Assigned task. Restate the entries below word for word, omitting nothing.

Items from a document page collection
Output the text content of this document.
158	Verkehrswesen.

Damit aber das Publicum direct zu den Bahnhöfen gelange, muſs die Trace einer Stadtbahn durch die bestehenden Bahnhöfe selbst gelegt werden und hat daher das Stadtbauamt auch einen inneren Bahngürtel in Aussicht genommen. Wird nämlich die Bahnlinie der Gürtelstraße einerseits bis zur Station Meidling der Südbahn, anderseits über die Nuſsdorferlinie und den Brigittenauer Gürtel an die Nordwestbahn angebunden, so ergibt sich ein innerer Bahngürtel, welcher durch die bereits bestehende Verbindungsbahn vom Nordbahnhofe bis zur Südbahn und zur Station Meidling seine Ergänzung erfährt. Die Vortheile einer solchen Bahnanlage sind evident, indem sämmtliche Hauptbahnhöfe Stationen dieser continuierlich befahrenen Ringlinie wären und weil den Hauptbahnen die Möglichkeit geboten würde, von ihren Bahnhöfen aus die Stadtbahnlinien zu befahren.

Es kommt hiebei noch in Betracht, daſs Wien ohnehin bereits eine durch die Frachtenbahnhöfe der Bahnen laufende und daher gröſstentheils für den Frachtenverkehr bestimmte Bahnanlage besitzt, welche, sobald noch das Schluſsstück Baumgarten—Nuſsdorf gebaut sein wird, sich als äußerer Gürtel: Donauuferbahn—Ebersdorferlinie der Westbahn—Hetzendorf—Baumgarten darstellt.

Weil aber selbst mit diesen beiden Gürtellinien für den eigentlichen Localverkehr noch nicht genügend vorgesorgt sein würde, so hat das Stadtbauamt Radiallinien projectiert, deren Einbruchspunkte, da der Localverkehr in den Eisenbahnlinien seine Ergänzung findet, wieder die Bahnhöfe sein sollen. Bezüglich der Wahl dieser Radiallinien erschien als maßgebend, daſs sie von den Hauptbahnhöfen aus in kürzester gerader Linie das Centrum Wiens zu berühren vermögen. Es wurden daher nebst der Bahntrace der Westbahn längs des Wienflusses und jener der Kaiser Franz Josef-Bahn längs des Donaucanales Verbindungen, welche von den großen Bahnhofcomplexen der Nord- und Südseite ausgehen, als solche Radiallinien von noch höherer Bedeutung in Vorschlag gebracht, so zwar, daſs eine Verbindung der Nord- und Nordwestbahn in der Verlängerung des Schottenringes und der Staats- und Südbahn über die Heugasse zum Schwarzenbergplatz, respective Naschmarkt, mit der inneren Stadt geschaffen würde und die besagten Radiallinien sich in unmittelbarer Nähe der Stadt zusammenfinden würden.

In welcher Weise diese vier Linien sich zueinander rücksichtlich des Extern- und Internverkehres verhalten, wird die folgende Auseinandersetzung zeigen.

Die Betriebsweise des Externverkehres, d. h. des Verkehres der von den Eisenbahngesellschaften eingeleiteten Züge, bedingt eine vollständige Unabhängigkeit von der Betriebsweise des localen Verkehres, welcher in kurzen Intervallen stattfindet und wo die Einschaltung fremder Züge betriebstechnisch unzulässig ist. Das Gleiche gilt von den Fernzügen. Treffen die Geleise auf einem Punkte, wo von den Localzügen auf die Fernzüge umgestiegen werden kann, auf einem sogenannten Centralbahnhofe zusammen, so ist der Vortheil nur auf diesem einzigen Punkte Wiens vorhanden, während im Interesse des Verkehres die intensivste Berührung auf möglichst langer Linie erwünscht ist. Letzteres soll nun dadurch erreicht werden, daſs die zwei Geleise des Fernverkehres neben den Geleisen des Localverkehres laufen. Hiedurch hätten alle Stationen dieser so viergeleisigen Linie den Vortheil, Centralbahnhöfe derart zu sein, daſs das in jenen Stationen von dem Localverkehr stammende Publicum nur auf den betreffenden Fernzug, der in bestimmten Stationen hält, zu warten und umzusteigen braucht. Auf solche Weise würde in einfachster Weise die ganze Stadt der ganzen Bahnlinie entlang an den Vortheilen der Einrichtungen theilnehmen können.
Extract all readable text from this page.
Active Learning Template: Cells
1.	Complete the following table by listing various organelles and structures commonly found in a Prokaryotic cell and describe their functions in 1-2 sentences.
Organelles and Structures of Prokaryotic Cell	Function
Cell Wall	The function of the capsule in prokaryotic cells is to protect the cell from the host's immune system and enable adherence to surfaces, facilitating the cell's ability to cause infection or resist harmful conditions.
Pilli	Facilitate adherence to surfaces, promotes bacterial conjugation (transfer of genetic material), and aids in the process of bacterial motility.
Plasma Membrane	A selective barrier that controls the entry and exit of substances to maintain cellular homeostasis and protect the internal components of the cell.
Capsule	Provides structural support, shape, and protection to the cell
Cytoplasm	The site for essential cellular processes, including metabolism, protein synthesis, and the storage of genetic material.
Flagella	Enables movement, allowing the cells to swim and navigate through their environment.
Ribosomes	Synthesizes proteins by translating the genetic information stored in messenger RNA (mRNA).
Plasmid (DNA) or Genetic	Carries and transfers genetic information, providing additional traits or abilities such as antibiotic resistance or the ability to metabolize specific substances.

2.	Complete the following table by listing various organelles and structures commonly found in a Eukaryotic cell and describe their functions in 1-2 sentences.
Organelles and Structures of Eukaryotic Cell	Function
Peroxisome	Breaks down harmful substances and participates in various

Finished exercise.
Output the text content of this document.
158	Verkehrswesen.

Damit aber das Publicum direct zu den Bahnhöfen gelange, muſs die Trace einer Stadtbahn durch die bestehenden Bahnhöfe selbst gelegt werden und hat daher das Stadtbauamt auch einen inneren Bahngürtel in Aussicht genommen. Wird nämlich die Bahnlinie der Gürtelstraße einerseits bis zur Station Meidling der Südbahn, anderseits über die Nuſsdorferlinie und den Brigittenauer Gürtel an die Nordwestbahn angebunden, so ergibt sich ein innerer Bahngürtel, welcher durch die bereits bestehende Verbindungsbahn vom Nordbahnhofe bis zur Südbahn und zur Station Meidling seine Ergänzung erfährt. Die Vortheile einer solchen Bahnanlage sind evident, indem sämmtliche Hauptbahnhöfe Stationen dieser continuierlich befahrenen Ringlinie wären und weil den Hauptbahnen die Möglichkeit geboten würde, von ihren Bahnhöfen aus die Stadtbahnlinien zu befahren.

Es kommt hiebei noch in Betracht, daſs Wien ohnehin bereits eine durch die Frachtenbahnhöfe der Bahnen laufende und daher gröſstentheils für den Frachtenverkehr bestimmte Bahnanlage besitzt, welche, sobald noch das Schluſsstück Baumgarten—Nuſsdorf gebaut sein wird, sich als äußerer Gürtel: Donauuferbahn—Ebersdorferlinie der Westbahn—Hetzendorf—Baumgarten darstellt.

Weil aber selbst mit diesen beiden Gürtellinien für den eigentlichen Localverkehr noch nicht genügend vorgesorgt sein würde, so hat das Stadtbauamt Radiallinien projectiert, deren Einbruchspunkte, da der Localverkehr in den Eisenbahnlinien seine Ergänzung findet, wieder die Bahnhöfe sein sollen. Bezüglich der Wahl dieser Radiallinien erschien als maßgebend, daſs sie von den Hauptbahnhöfen aus in kürzester gerader Linie das Centrum Wiens zu berühren vermögen. Es wurden daher nebst der Bahntrace der Westbahn längs des Wienflusses und jener der Kaiser Franz Josef-Bahn längs des Donaucanales Verbindungen, welche von den großen Bahnhofcomplexen der Nord- und Südseite ausgehen, als solche Radiallinien von noch höherer Bedeutung in Vorschlag gebracht, so zwar, daſs eine Verbindung der Nord- und Nordwestbahn in der Verlängerung des Schottenringes und der Staats- und Südbahn über die Heugasse zum Schwarzenbergplatz, respective Naschmarkt, mit der inneren Stadt geschaffen würde und die besagten Radiallinien sich in unmittelbarer Nähe der Stadt zusammenfinden würden.

In welcher Weise diese vier Linien sich zueinander rücksichtlich des Extern- und Internverkehres verhalten, wird die folgende Auseinandersetzung zeigen.

Die Betriebsweise des Externverkehres, d. h. des Verkehres der von den Eisenbahngesellschaften eingeleiteten Züge, bedingt eine vollständige Unabhängigkeit von der Betriebsweise des localen Verkehres, welcher in kurzen Intervallen stattfindet und wo die Einschaltung fremder Züge betriebstechnisch unzulässig ist. Das Gleiche gilt von den Fernzügen. Treffen die Geleise auf einem Punkte, wo von den Localzügen auf die Fernzüge umgestiegen werden kann, auf einem sogenannten Centralbahnhofe zusammen, so ist der Vortheil nur auf diesem einzigen Punkte Wiens vorhanden, während im Interesse des Verkehres die intensivste Berührung auf möglichst langer Linie erwünscht ist. Letzteres soll nun dadurch erreicht werden, daſs die zwei Geleise des Fernverkehres neben den Geleisen des Localverkehres laufen. Hiedurch hätten alle Stationen dieser so viergeleisigen Linie den Vortheil, Centralbahnhöfe derart zu sein, daſs das in jenen Stationen von dem Localverkehr stammende Publicum nur auf den betreffenden Fernzug, der in bestimmten Stationen hält, zu warten und umzusteigen braucht. Auf solche Weise würde in einfachster Weise die ganze Stadt der ganzen Bahnlinie entlang an den Vortheilen der Einrichtungen theilnehmen können.
Extract all readable text from this page.
Active Learning Template: Cells
1.	Complete the following table by listing various organelles and structures commonly found in a Prokaryotic cell and describe their functions in 1-2 sentences.
Organelles and Structures of Prokaryotic Cell	Function
Cell Wall	The function of the capsule in prokaryotic cells is to protect the cell from the host's immune system and enable adherence to surfaces, facilitating the cell's ability to cause infection or resist harmful conditions.
Pilli	Facilitate adherence to surfaces, promotes bacterial conjugation (transfer of genetic material), and aids in the process of bacterial motility.
Plasma Membrane	A selective barrier that controls the entry and exit of substances to maintain cellular homeostasis and protect the internal components of the cell.
Capsule	Provides structural support, shape, and protection to the cell
Cytoplasm	The site for essential cellular processes, including metabolism, protein synthesis, and the storage of genetic material.
Flagella	Enables movement, allowing the cells to swim and navigate through their environment.
Ribosomes	Synthesizes proteins by translating the genetic information stored in messenger RNA (mRNA).
Plasmid (DNA) or Genetic	Carries and transfers genetic information, providing additional traits or abilities such as antibiotic resistance or the ability to metabolize specific substances.

2.	Complete the following table by listing various organelles and structures commonly found in a Eukaryotic cell and describe their functions in 1-2 sentences.
Organelles and Structures of Eukaryotic Cell	Function
Peroxisome	Breaks down harmful substances and participates in various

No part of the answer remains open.